** BEGIN **

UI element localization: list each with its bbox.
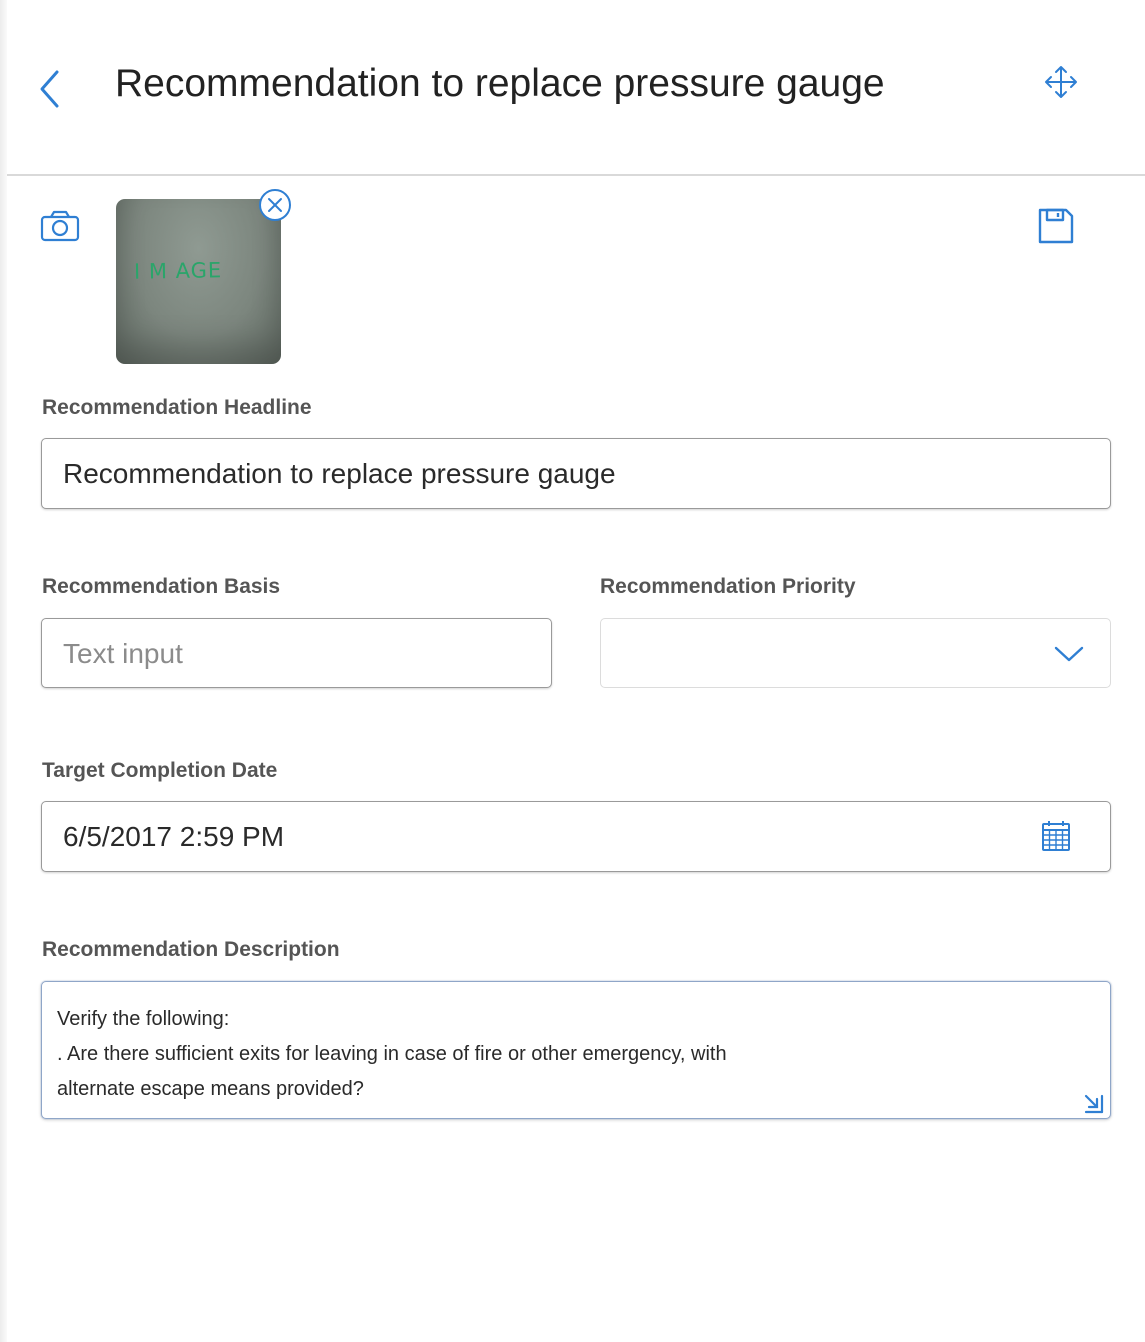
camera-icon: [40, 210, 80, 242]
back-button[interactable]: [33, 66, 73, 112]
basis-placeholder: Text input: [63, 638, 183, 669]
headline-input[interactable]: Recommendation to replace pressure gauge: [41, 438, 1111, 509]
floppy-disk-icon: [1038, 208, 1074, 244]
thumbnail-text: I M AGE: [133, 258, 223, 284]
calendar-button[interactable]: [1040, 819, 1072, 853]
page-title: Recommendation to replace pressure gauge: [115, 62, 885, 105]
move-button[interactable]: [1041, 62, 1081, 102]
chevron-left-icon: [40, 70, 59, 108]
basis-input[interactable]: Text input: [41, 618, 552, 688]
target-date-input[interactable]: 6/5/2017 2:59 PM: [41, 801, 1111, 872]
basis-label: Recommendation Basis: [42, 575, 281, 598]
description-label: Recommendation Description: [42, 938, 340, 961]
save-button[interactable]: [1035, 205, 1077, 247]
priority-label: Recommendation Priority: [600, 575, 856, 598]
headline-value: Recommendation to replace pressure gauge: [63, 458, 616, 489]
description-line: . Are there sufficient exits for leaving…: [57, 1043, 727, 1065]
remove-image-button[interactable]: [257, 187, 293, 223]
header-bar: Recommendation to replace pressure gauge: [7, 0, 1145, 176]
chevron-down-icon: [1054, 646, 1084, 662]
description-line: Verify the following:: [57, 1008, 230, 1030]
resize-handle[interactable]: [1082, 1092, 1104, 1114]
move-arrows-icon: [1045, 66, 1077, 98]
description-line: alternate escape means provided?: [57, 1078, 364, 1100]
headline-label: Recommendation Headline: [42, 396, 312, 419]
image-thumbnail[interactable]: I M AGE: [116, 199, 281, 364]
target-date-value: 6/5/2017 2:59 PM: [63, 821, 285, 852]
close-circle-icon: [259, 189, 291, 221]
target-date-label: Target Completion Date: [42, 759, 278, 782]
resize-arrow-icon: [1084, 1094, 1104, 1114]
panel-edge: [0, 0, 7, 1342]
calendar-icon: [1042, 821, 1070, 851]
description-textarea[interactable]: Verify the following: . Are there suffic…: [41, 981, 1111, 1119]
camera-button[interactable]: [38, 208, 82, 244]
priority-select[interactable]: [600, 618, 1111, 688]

** END **

How many lines of the records above contain the string "input"? Tally them and give only the number.

## Written answer:
4